Data entries for graphics:

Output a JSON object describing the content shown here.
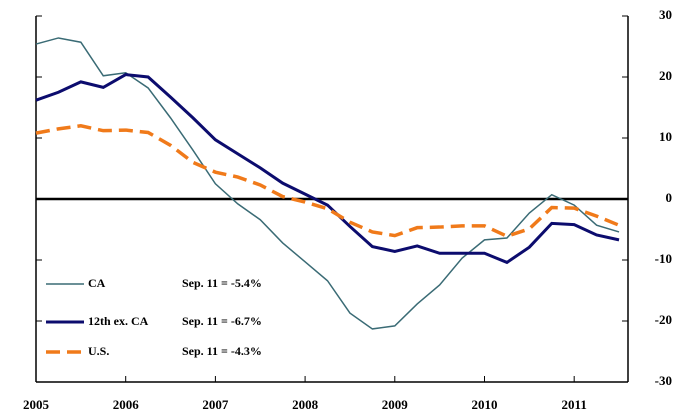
{
  "chart_data": {
    "type": "line",
    "x": [
      2005,
      2005.25,
      2005.5,
      2005.75,
      2006,
      2006.25,
      2006.5,
      2006.75,
      2007,
      2007.25,
      2007.5,
      2007.75,
      2008,
      2008.25,
      2008.5,
      2008.75,
      2009,
      2009.25,
      2009.5,
      2009.75,
      2010,
      2010.25,
      2010.5,
      2010.75,
      2011,
      2011.25,
      2011.5
    ],
    "series": [
      {
        "name": "CA",
        "color": "#3a6b75",
        "width": 1.5,
        "dash": false,
        "annotation": "Sep. 11 = -5.4%",
        "values": [
          25.4,
          26.4,
          25.7,
          20.2,
          20.7,
          18.2,
          13.3,
          8.0,
          2.5,
          -0.8,
          -3.4,
          -7.2,
          -10.3,
          -13.4,
          -18.7,
          -21.3,
          -20.8,
          -17.2,
          -14.1,
          -9.7,
          -6.7,
          -6.4,
          -2.3,
          0.7,
          -1.0,
          -4.3,
          -5.4
        ]
      },
      {
        "name": "12th ex. CA",
        "color": "#0c0c6e",
        "width": 3,
        "dash": false,
        "annotation": "Sep. 11 = -6.7%",
        "values": [
          16.2,
          17.5,
          19.2,
          18.3,
          20.4,
          20.0,
          16.7,
          13.3,
          9.7,
          7.4,
          5.1,
          2.6,
          0.8,
          -1.0,
          -4.5,
          -7.8,
          -8.6,
          -7.7,
          -8.9,
          -8.9,
          -8.9,
          -10.4,
          -7.9,
          -4.0,
          -4.2,
          -5.9,
          -6.7
        ]
      },
      {
        "name": "U.S.",
        "color": "#f07a1a",
        "width": 3.5,
        "dash": true,
        "annotation": "Sep. 11 = -4.3%",
        "values": [
          10.8,
          11.5,
          12.0,
          11.2,
          11.3,
          10.9,
          8.8,
          6.0,
          4.4,
          3.6,
          2.3,
          0.4,
          -0.5,
          -1.6,
          -3.8,
          -5.4,
          -6.0,
          -4.7,
          -4.6,
          -4.4,
          -4.4,
          -6.1,
          -4.9,
          -1.4,
          -1.5,
          -2.8,
          -4.3
        ]
      }
    ],
    "xlim": [
      2005,
      2011.6
    ],
    "xticks": [
      2005,
      2006,
      2007,
      2008,
      2009,
      2010,
      2011
    ],
    "ylim": [
      -30,
      30
    ],
    "yticks": [
      -30,
      -20,
      -10,
      0,
      10,
      20,
      30
    ],
    "reference_line": 0
  }
}
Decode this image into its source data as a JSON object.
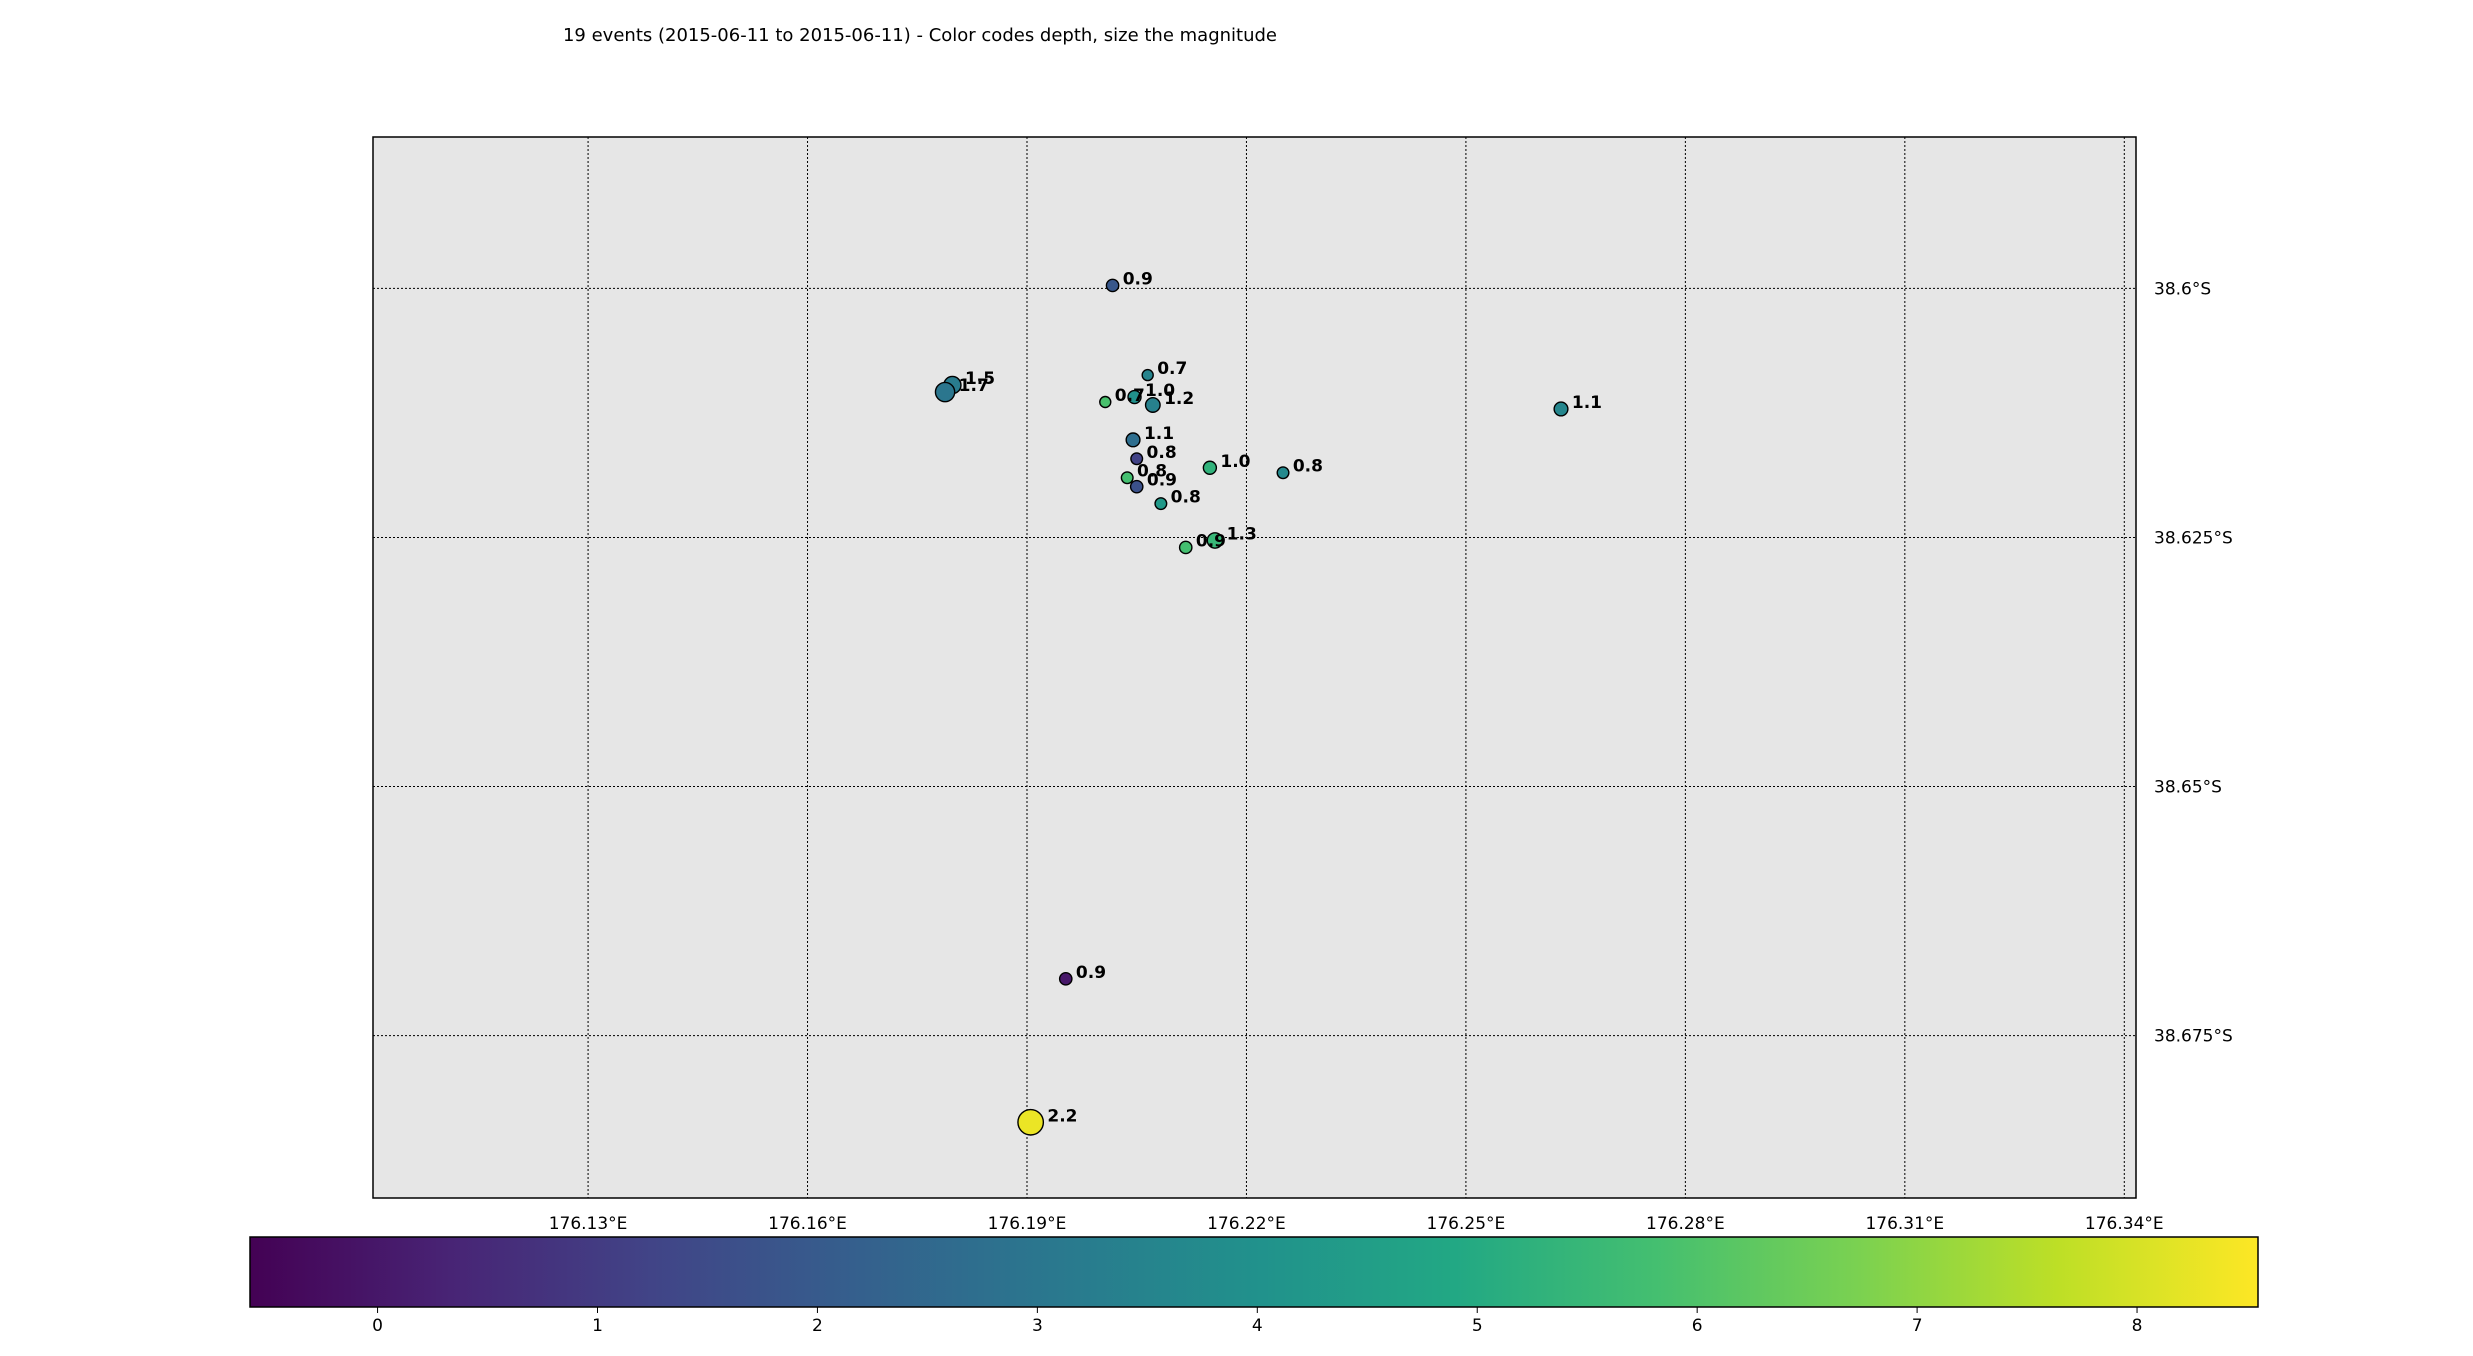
{
  "title": "19 events (2015-06-11 to 2015-06-11) - Color codes depth, size the magnitude",
  "chart_data": {
    "type": "scatter",
    "title": "19 events (2015-06-11 to 2015-06-11) - Color codes depth, size the magnitude",
    "x_ticks": [
      {
        "value": 176.13,
        "label": "176.13°E"
      },
      {
        "value": 176.16,
        "label": "176.16°E"
      },
      {
        "value": 176.19,
        "label": "176.19°E"
      },
      {
        "value": 176.22,
        "label": "176.22°E"
      },
      {
        "value": 176.25,
        "label": "176.25°E"
      },
      {
        "value": 176.28,
        "label": "176.28°E"
      },
      {
        "value": 176.31,
        "label": "176.31°E"
      },
      {
        "value": 176.34,
        "label": "176.34°E"
      }
    ],
    "y_ticks": [
      {
        "value": -38.6,
        "label": "38.6°S"
      },
      {
        "value": -38.625,
        "label": "38.625°S"
      },
      {
        "value": -38.65,
        "label": "38.65°S"
      },
      {
        "value": -38.675,
        "label": "38.675°S"
      }
    ],
    "xlim": [
      176.1006,
      176.3416
    ],
    "ylim": [
      -38.6913,
      -38.5848
    ],
    "grid": true,
    "colorbar": {
      "range": [
        -0.58,
        8.55
      ],
      "ticks": [
        0,
        1,
        2,
        3,
        4,
        5,
        6,
        7,
        8
      ],
      "colormap": "viridis",
      "quantity": "depth"
    },
    "events": [
      {
        "lon": 176.2017,
        "lat": -38.5997,
        "mag": "0.9",
        "depth": 1.9
      },
      {
        "lon": 176.2065,
        "lat": -38.6087,
        "mag": "0.7",
        "depth": 3.5
      },
      {
        "lon": 176.1798,
        "lat": -38.6097,
        "mag": "1.5",
        "depth": 3.2
      },
      {
        "lon": 176.1788,
        "lat": -38.6104,
        "mag": "1.7",
        "depth": 3.0
      },
      {
        "lon": 176.2007,
        "lat": -38.6114,
        "mag": "0.7",
        "depth": 5.9
      },
      {
        "lon": 176.2047,
        "lat": -38.6109,
        "mag": "1.0",
        "depth": 4.0
      },
      {
        "lon": 176.2072,
        "lat": -38.6117,
        "mag": "1.2",
        "depth": 3.4
      },
      {
        "lon": 176.263,
        "lat": -38.6121,
        "mag": "1.1",
        "depth": 3.6
      },
      {
        "lon": 176.2045,
        "lat": -38.6152,
        "mag": "1.1",
        "depth": 2.7
      },
      {
        "lon": 176.205,
        "lat": -38.6171,
        "mag": "0.8",
        "depth": 1.2
      },
      {
        "lon": 176.215,
        "lat": -38.618,
        "mag": "1.0",
        "depth": 5.3
      },
      {
        "lon": 176.225,
        "lat": -38.6185,
        "mag": "0.8",
        "depth": 3.7
      },
      {
        "lon": 176.2037,
        "lat": -38.619,
        "mag": "0.8",
        "depth": 5.8
      },
      {
        "lon": 176.205,
        "lat": -38.6199,
        "mag": "0.9",
        "depth": 1.7
      },
      {
        "lon": 176.2083,
        "lat": -38.6216,
        "mag": "0.8",
        "depth": 4.3
      },
      {
        "lon": 176.2157,
        "lat": -38.6253,
        "mag": "1.3",
        "depth": 5.5
      },
      {
        "lon": 176.2117,
        "lat": -38.626,
        "mag": "0.9",
        "depth": 5.8
      },
      {
        "lon": 176.1953,
        "lat": -38.6693,
        "mag": "0.9",
        "depth": 0.0
      },
      {
        "lon": 176.1905,
        "lat": -38.6837,
        "mag": "2.2",
        "depth": 8.3
      }
    ]
  }
}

• INSTRUCTION:
Without including the pictures, reproduce all entries exactly.

• RESULT OF THE TASK:
Output a JSON object describing the content shown here.
{
  "chart_data": {
    "type": "line",
    "x": [
      2005,
      2005.25,
      2005.5,
      2005.75,
      2006,
      2006.25,
      2006.5,
      2006.75,
      2007,
      2007.25,
      2007.5,
      2007.75,
      2008,
      2008.25,
      2008.5,
      2008.75,
      2009,
      2009.25,
      2009.5,
      2009.75,
      2010,
      2010.25,
      2010.5,
      2010.75,
      2011,
      2011.25,
      2011.5
    ],
    "series": [
      {
        "name": "CA",
        "color": "#3a6b75",
        "width": 1.5,
        "dash": false,
        "annotation": "Sep. 11 = -5.4%",
        "values": [
          25.4,
          26.4,
          25.7,
          20.2,
          20.7,
          18.2,
          13.3,
          8.0,
          2.5,
          -0.8,
          -3.4,
          -7.2,
          -10.3,
          -13.4,
          -18.7,
          -21.3,
          -20.8,
          -17.2,
          -14.1,
          -9.7,
          -6.7,
          -6.4,
          -2.3,
          0.7,
          -1.0,
          -4.3,
          -5.4
        ]
      },
      {
        "name": "12th ex. CA",
        "color": "#0c0c6e",
        "width": 3,
        "dash": false,
        "annotation": "Sep. 11 = -6.7%",
        "values": [
          16.2,
          17.5,
          19.2,
          18.3,
          20.4,
          20.0,
          16.7,
          13.3,
          9.7,
          7.4,
          5.1,
          2.6,
          0.8,
          -1.0,
          -4.5,
          -7.8,
          -8.6,
          -7.7,
          -8.9,
          -8.9,
          -8.9,
          -10.4,
          -7.9,
          -4.0,
          -4.2,
          -5.9,
          -6.7
        ]
      },
      {
        "name": "U.S.",
        "color": "#f07a1a",
        "width": 3.5,
        "dash": true,
        "annotation": "Sep. 11 = -4.3%",
        "values": [
          10.8,
          11.5,
          12.0,
          11.2,
          11.3,
          10.9,
          8.8,
          6.0,
          4.4,
          3.6,
          2.3,
          0.4,
          -0.5,
          -1.6,
          -3.8,
          -5.4,
          -6.0,
          -4.7,
          -4.6,
          -4.4,
          -4.4,
          -6.1,
          -4.9,
          -1.4,
          -1.5,
          -2.8,
          -4.3
        ]
      }
    ],
    "xlim": [
      2005,
      2011.6
    ],
    "xticks": [
      2005,
      2006,
      2007,
      2008,
      2009,
      2010,
      2011
    ],
    "ylim": [
      -30,
      30
    ],
    "yticks": [
      -30,
      -20,
      -10,
      0,
      10,
      20,
      30
    ],
    "reference_line": 0
  }
}
Decode this image into its source data as a JSON object.
{
  "title": "19 events (2015-06-11 to 2015-06-11) - Color codes depth, size the magnitude",
  "chart_data": {
    "type": "scatter",
    "title": "19 events (2015-06-11 to 2015-06-11) - Color codes depth, size the magnitude",
    "x_ticks": [
      {
        "value": 176.13,
        "label": "176.13°E"
      },
      {
        "value": 176.16,
        "label": "176.16°E"
      },
      {
        "value": 176.19,
        "label": "176.19°E"
      },
      {
        "value": 176.22,
        "label": "176.22°E"
      },
      {
        "value": 176.25,
        "label": "176.25°E"
      },
      {
        "value": 176.28,
        "label": "176.28°E"
      },
      {
        "value": 176.31,
        "label": "176.31°E"
      },
      {
        "value": 176.34,
        "label": "176.34°E"
      }
    ],
    "y_ticks": [
      {
        "value": -38.6,
        "label": "38.6°S"
      },
      {
        "value": -38.625,
        "label": "38.625°S"
      },
      {
        "value": -38.65,
        "label": "38.65°S"
      },
      {
        "value": -38.675,
        "label": "38.675°S"
      }
    ],
    "xlim": [
      176.1006,
      176.3416
    ],
    "ylim": [
      -38.6913,
      -38.5848
    ],
    "grid": true,
    "colorbar": {
      "range": [
        -0.58,
        8.55
      ],
      "ticks": [
        0,
        1,
        2,
        3,
        4,
        5,
        6,
        7,
        8
      ],
      "colormap": "viridis",
      "quantity": "depth"
    },
    "events": [
      {
        "lon": 176.2017,
        "lat": -38.5997,
        "mag": "0.9",
        "depth": 1.9
      },
      {
        "lon": 176.2065,
        "lat": -38.6087,
        "mag": "0.7",
        "depth": 3.5
      },
      {
        "lon": 176.1798,
        "lat": -38.6097,
        "mag": "1.5",
        "depth": 3.2
      },
      {
        "lon": 176.1788,
        "lat": -38.6104,
        "mag": "1.7",
        "depth": 3.0
      },
      {
        "lon": 176.2007,
        "lat": -38.6114,
        "mag": "0.7",
        "depth": 5.9
      },
      {
        "lon": 176.2047,
        "lat": -38.6109,
        "mag": "1.0",
        "depth": 4.0
      },
      {
        "lon": 176.2072,
        "lat": -38.6117,
        "mag": "1.2",
        "depth": 3.4
      },
      {
        "lon": 176.263,
        "lat": -38.6121,
        "mag": "1.1",
        "depth": 3.6
      },
      {
        "lon": 176.2045,
        "lat": -38.6152,
        "mag": "1.1",
        "depth": 2.7
      },
      {
        "lon": 176.205,
        "lat": -38.6171,
        "mag": "0.8",
        "depth": 1.2
      },
      {
        "lon": 176.215,
        "lat": -38.618,
        "mag": "1.0",
        "depth": 5.3
      },
      {
        "lon": 176.225,
        "lat": -38.6185,
        "mag": "0.8",
        "depth": 3.7
      },
      {
        "lon": 176.2037,
        "lat": -38.619,
        "mag": "0.8",
        "depth": 5.8
      },
      {
        "lon": 176.205,
        "lat": -38.6199,
        "mag": "0.9",
        "depth": 1.7
      },
      {
        "lon": 176.2083,
        "lat": -38.6216,
        "mag": "0.8",
        "depth": 4.3
      },
      {
        "lon": 176.2157,
        "lat": -38.6253,
        "mag": "1.3",
        "depth": 5.5
      },
      {
        "lon": 176.2117,
        "lat": -38.626,
        "mag": "0.9",
        "depth": 5.8
      },
      {
        "lon": 176.1953,
        "lat": -38.6693,
        "mag": "0.9",
        "depth": 0.0
      },
      {
        "lon": 176.1905,
        "lat": -38.6837,
        "mag": "2.2",
        "depth": 8.3
      }
    ]
  }
}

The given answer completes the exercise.